The exercise asks for every line of the data to be reproduced exactly.

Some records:
====================
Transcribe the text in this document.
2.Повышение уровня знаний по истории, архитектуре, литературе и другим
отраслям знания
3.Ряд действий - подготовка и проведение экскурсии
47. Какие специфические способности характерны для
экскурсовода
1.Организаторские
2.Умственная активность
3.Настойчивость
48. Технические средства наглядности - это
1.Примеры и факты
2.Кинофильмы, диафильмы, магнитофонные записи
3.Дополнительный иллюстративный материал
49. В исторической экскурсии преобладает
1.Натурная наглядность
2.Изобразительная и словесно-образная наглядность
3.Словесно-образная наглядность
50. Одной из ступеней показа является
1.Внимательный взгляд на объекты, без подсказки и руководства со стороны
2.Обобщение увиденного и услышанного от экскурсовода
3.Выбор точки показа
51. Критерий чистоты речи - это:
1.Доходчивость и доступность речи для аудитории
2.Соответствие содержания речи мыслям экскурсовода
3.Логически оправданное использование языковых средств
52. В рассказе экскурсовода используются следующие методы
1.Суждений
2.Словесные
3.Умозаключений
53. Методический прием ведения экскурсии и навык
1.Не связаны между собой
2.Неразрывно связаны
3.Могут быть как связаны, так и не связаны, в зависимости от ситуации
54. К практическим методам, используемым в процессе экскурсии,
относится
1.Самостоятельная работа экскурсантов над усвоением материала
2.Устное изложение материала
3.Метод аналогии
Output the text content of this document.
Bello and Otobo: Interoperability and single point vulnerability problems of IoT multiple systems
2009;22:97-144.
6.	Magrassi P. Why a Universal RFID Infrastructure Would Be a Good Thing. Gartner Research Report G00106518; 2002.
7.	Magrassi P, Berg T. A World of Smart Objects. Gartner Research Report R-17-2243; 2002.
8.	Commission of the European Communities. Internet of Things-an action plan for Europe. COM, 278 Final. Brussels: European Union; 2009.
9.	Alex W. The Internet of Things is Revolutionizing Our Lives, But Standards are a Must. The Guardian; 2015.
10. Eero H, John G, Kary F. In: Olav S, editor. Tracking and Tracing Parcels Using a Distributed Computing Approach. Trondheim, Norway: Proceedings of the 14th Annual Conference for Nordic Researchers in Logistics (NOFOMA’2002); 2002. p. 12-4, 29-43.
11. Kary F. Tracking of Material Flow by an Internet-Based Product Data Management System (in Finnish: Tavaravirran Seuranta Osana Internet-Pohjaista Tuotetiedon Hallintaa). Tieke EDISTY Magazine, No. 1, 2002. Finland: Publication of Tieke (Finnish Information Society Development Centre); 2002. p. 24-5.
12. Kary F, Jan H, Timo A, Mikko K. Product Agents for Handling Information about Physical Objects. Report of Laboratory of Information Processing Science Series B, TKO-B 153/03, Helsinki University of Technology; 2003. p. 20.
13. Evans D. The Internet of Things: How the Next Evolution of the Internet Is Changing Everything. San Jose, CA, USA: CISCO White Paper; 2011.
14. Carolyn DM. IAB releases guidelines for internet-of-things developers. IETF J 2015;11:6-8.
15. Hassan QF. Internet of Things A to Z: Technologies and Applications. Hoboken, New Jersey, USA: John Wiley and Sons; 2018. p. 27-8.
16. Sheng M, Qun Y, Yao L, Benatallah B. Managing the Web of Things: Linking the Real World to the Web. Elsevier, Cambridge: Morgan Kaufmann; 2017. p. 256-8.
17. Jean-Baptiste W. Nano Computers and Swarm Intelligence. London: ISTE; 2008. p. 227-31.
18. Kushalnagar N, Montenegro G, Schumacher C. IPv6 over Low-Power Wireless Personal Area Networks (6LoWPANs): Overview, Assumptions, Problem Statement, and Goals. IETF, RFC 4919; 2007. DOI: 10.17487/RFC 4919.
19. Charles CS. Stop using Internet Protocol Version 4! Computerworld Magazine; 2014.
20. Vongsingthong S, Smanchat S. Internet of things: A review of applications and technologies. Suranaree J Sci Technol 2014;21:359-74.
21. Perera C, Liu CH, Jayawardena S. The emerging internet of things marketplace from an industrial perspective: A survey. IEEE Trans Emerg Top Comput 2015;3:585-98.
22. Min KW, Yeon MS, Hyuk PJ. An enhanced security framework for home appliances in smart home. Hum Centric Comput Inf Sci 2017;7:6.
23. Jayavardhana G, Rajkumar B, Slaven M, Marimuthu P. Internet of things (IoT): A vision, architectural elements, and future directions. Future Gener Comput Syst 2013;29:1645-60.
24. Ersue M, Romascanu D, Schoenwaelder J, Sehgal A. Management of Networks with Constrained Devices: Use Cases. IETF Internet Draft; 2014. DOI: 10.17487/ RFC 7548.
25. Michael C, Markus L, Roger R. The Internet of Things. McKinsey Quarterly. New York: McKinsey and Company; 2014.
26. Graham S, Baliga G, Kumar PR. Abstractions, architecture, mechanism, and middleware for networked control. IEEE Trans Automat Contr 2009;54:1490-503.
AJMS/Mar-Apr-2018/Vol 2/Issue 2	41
====================
Written answer:
Transcribe the text in this document.
2.Повышение уровня знаний по истории, архитектуре, литературе и другим
отраслям знания
3.Ряд действий - подготовка и проведение экскурсии
47. Какие специфические способности характерны для
экскурсовода
1.Организаторские
2.Умственная активность
3.Настойчивость
48. Технические средства наглядности - это
1.Примеры и факты
2.Кинофильмы, диафильмы, магнитофонные записи
3.Дополнительный иллюстративный материал
49. В исторической экскурсии преобладает
1.Натурная наглядность
2.Изобразительная и словесно-образная наглядность
3.Словесно-образная наглядность
50. Одной из ступеней показа является
1.Внимательный взгляд на объекты, без подсказки и руководства со стороны
2.Обобщение увиденного и услышанного от экскурсовода
3.Выбор точки показа
51. Критерий чистоты речи - это:
1.Доходчивость и доступность речи для аудитории
2.Соответствие содержания речи мыслям экскурсовода
3.Логически оправданное использование языковых средств
52. В рассказе экскурсовода используются следующие методы
1.Суждений
2.Словесные
3.Умозаключений
53. Методический прием ведения экскурсии и навык
1.Не связаны между собой
2.Неразрывно связаны
3.Могут быть как связаны, так и не связаны, в зависимости от ситуации
54. К практическим методам, используемым в процессе экскурсии,
относится
1.Самостоятельная работа экскурсантов над усвоением материала
2.Устное изложение материала
3.Метод аналогии
Output the text content of this document.
Bello and Otobo: Interoperability and single point vulnerability problems of IoT multiple systems
2009;22:97-144.
6.	Magrassi P. Why a Universal RFID Infrastructure Would Be a Good Thing. Gartner Research Report G00106518; 2002.
7.	Magrassi P, Berg T. A World of Smart Objects. Gartner Research Report R-17-2243; 2002.
8.	Commission of the European Communities. Internet of Things-an action plan for Europe. COM, 278 Final. Brussels: European Union; 2009.
9.	Alex W. The Internet of Things is Revolutionizing Our Lives, But Standards are a Must. The Guardian; 2015.
10. Eero H, John G, Kary F. In: Olav S, editor. Tracking and Tracing Parcels Using a Distributed Computing Approach. Trondheim, Norway: Proceedings of the 14th Annual Conference for Nordic Researchers in Logistics (NOFOMA’2002); 2002. p. 12-4, 29-43.
11. Kary F. Tracking of Material Flow by an Internet-Based Product Data Management System (in Finnish: Tavaravirran Seuranta Osana Internet-Pohjaista Tuotetiedon Hallintaa). Tieke EDISTY Magazine, No. 1, 2002. Finland: Publication of Tieke (Finnish Information Society Development Centre); 2002. p. 24-5.
12. Kary F, Jan H, Timo A, Mikko K. Product Agents for Handling Information about Physical Objects. Report of Laboratory of Information Processing Science Series B, TKO-B 153/03, Helsinki University of Technology; 2003. p. 20.
13. Evans D. The Internet of Things: How the Next Evolution of the Internet Is Changing Everything. San Jose, CA, USA: CISCO White Paper; 2011.
14. Carolyn DM. IAB releases guidelines for internet-of-things developers. IETF J 2015;11:6-8.
15. Hassan QF. Internet of Things A to Z: Technologies and Applications. Hoboken, New Jersey, USA: John Wiley and Sons; 2018. p. 27-8.
16. Sheng M, Qun Y, Yao L, Benatallah B. Managing the Web of Things: Linking the Real World to the Web. Elsevier, Cambridge: Morgan Kaufmann; 2017. p. 256-8.
17. Jean-Baptiste W. Nano Computers and Swarm Intelligence. London: ISTE; 2008. p. 227-31.
18. Kushalnagar N, Montenegro G, Schumacher C. IPv6 over Low-Power Wireless Personal Area Networks (6LoWPANs): Overview, Assumptions, Problem Statement, and Goals. IETF, RFC 4919; 2007. DOI: 10.17487/RFC 4919.
19. Charles CS. Stop using Internet Protocol Version 4! Computerworld Magazine; 2014.
20. Vongsingthong S, Smanchat S. Internet of things: A review of applications and technologies. Suranaree J Sci Technol 2014;21:359-74.
21. Perera C, Liu CH, Jayawardena S. The emerging internet of things marketplace from an industrial perspective: A survey. IEEE Trans Emerg Top Comput 2015;3:585-98.
22. Min KW, Yeon MS, Hyuk PJ. An enhanced security framework for home appliances in smart home. Hum Centric Comput Inf Sci 2017;7:6.
23. Jayavardhana G, Rajkumar B, Slaven M, Marimuthu P. Internet of things (IoT): A vision, architectural elements, and future directions. Future Gener Comput Syst 2013;29:1645-60.
24. Ersue M, Romascanu D, Schoenwaelder J, Sehgal A. Management of Networks with Constrained Devices: Use Cases. IETF Internet Draft; 2014. DOI: 10.17487/ RFC 7548.
25. Michael C, Markus L, Roger R. The Internet of Things. McKinsey Quarterly. New York: McKinsey and Company; 2014.
26. Graham S, Baliga G, Kumar PR. Abstractions, architecture, mechanism, and middleware for networked control. IEEE Trans Automat Contr 2009;54:1490-503.
AJMS/Mar-Apr-2018/Vol 2/Issue 2	41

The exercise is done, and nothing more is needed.